Entries shown »
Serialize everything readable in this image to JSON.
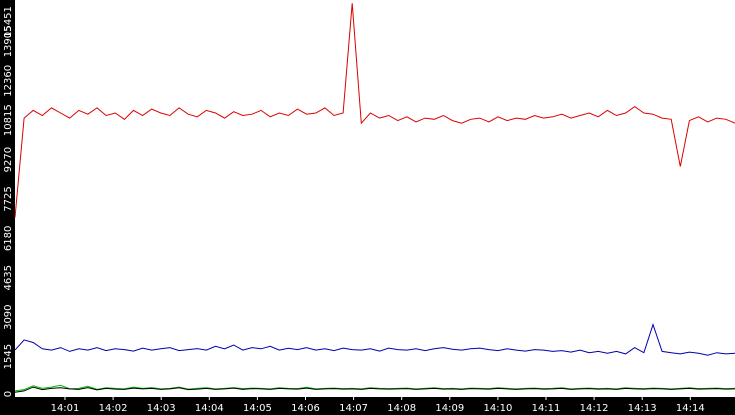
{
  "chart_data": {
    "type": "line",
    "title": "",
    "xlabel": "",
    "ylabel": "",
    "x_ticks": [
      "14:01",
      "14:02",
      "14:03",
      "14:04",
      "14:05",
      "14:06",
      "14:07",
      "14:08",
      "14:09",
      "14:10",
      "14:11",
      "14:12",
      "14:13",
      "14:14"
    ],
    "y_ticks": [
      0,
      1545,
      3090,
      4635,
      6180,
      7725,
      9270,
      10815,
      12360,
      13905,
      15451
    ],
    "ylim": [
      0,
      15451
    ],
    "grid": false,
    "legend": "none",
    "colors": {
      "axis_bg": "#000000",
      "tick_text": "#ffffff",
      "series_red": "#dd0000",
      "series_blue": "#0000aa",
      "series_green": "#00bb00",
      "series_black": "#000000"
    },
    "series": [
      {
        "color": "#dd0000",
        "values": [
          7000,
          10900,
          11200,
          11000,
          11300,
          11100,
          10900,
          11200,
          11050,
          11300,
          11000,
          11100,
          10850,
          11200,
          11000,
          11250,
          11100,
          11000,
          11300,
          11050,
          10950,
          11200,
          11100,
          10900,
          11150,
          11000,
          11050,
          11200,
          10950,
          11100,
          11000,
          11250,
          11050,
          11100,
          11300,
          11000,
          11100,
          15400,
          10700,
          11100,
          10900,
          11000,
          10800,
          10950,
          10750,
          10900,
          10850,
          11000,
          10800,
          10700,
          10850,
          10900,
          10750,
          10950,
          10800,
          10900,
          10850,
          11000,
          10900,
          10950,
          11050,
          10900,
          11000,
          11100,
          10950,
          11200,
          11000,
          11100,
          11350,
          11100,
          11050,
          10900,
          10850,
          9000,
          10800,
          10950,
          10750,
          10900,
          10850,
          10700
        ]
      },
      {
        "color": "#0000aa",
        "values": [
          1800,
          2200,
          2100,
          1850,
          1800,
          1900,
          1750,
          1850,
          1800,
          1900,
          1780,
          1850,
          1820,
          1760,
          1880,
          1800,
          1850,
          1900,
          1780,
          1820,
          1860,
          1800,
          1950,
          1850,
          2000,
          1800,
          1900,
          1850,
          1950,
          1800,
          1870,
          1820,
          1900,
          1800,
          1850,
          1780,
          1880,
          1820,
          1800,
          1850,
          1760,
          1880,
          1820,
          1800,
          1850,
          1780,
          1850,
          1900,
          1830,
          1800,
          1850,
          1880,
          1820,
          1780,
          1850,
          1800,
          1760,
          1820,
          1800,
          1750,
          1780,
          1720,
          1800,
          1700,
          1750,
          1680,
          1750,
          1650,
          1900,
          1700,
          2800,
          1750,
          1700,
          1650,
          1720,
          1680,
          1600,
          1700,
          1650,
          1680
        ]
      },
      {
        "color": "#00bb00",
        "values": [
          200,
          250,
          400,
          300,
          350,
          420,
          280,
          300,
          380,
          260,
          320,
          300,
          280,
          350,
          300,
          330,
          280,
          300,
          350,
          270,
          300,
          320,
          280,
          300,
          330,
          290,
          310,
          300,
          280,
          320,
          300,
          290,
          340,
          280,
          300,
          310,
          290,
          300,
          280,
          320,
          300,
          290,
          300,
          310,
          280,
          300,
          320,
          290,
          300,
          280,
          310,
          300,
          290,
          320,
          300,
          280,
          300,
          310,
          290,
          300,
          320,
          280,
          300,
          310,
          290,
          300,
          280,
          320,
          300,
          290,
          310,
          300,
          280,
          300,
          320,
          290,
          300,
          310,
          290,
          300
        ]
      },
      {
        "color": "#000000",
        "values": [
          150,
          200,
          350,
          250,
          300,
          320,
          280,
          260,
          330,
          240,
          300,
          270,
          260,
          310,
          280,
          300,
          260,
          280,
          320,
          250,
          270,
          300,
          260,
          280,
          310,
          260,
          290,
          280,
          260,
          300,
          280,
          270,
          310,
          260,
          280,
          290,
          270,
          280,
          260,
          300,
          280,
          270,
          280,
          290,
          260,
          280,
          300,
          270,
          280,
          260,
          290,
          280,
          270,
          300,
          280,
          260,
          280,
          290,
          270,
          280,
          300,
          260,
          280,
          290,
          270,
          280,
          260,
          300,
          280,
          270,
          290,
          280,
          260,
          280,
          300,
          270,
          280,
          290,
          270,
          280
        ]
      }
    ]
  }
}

What you need to do » Write the listing above out again exactly, dropping each image.

In response »
Serialize everything readable in this image to JSON.
{
  "chart_data": {
    "type": "line",
    "title": "",
    "xlabel": "",
    "ylabel": "",
    "x_ticks": [
      "14:01",
      "14:02",
      "14:03",
      "14:04",
      "14:05",
      "14:06",
      "14:07",
      "14:08",
      "14:09",
      "14:10",
      "14:11",
      "14:12",
      "14:13",
      "14:14"
    ],
    "y_ticks": [
      0,
      1545,
      3090,
      4635,
      6180,
      7725,
      9270,
      10815,
      12360,
      13905,
      15451
    ],
    "ylim": [
      0,
      15451
    ],
    "grid": false,
    "legend": "none",
    "colors": {
      "axis_bg": "#000000",
      "tick_text": "#ffffff",
      "series_red": "#dd0000",
      "series_blue": "#0000aa",
      "series_green": "#00bb00",
      "series_black": "#000000"
    },
    "series": [
      {
        "color": "#dd0000",
        "values": [
          7000,
          10900,
          11200,
          11000,
          11300,
          11100,
          10900,
          11200,
          11050,
          11300,
          11000,
          11100,
          10850,
          11200,
          11000,
          11250,
          11100,
          11000,
          11300,
          11050,
          10950,
          11200,
          11100,
          10900,
          11150,
          11000,
          11050,
          11200,
          10950,
          11100,
          11000,
          11250,
          11050,
          11100,
          11300,
          11000,
          11100,
          15400,
          10700,
          11100,
          10900,
          11000,
          10800,
          10950,
          10750,
          10900,
          10850,
          11000,
          10800,
          10700,
          10850,
          10900,
          10750,
          10950,
          10800,
          10900,
          10850,
          11000,
          10900,
          10950,
          11050,
          10900,
          11000,
          11100,
          10950,
          11200,
          11000,
          11100,
          11350,
          11100,
          11050,
          10900,
          10850,
          9000,
          10800,
          10950,
          10750,
          10900,
          10850,
          10700
        ]
      },
      {
        "color": "#0000aa",
        "values": [
          1800,
          2200,
          2100,
          1850,
          1800,
          1900,
          1750,
          1850,
          1800,
          1900,
          1780,
          1850,
          1820,
          1760,
          1880,
          1800,
          1850,
          1900,
          1780,
          1820,
          1860,
          1800,
          1950,
          1850,
          2000,
          1800,
          1900,
          1850,
          1950,
          1800,
          1870,
          1820,
          1900,
          1800,
          1850,
          1780,
          1880,
          1820,
          1800,
          1850,
          1760,
          1880,
          1820,
          1800,
          1850,
          1780,
          1850,
          1900,
          1830,
          1800,
          1850,
          1880,
          1820,
          1780,
          1850,
          1800,
          1760,
          1820,
          1800,
          1750,
          1780,
          1720,
          1800,
          1700,
          1750,
          1680,
          1750,
          1650,
          1900,
          1700,
          2800,
          1750,
          1700,
          1650,
          1720,
          1680,
          1600,
          1700,
          1650,
          1680
        ]
      },
      {
        "color": "#00bb00",
        "values": [
          200,
          250,
          400,
          300,
          350,
          420,
          280,
          300,
          380,
          260,
          320,
          300,
          280,
          350,
          300,
          330,
          280,
          300,
          350,
          270,
          300,
          320,
          280,
          300,
          330,
          290,
          310,
          300,
          280,
          320,
          300,
          290,
          340,
          280,
          300,
          310,
          290,
          300,
          280,
          320,
          300,
          290,
          300,
          310,
          280,
          300,
          320,
          290,
          300,
          280,
          310,
          300,
          290,
          320,
          300,
          280,
          300,
          310,
          290,
          300,
          320,
          280,
          300,
          310,
          290,
          300,
          280,
          320,
          300,
          290,
          310,
          300,
          280,
          300,
          320,
          290,
          300,
          310,
          290,
          300
        ]
      },
      {
        "color": "#000000",
        "values": [
          150,
          200,
          350,
          250,
          300,
          320,
          280,
          260,
          330,
          240,
          300,
          270,
          260,
          310,
          280,
          300,
          260,
          280,
          320,
          250,
          270,
          300,
          260,
          280,
          310,
          260,
          290,
          280,
          260,
          300,
          280,
          270,
          310,
          260,
          280,
          290,
          270,
          280,
          260,
          300,
          280,
          270,
          280,
          290,
          260,
          280,
          300,
          270,
          280,
          260,
          290,
          280,
          270,
          300,
          280,
          260,
          280,
          290,
          270,
          280,
          300,
          260,
          280,
          290,
          270,
          280,
          260,
          300,
          280,
          270,
          290,
          280,
          260,
          280,
          300,
          270,
          280,
          290,
          270,
          280
        ]
      }
    ]
  }
}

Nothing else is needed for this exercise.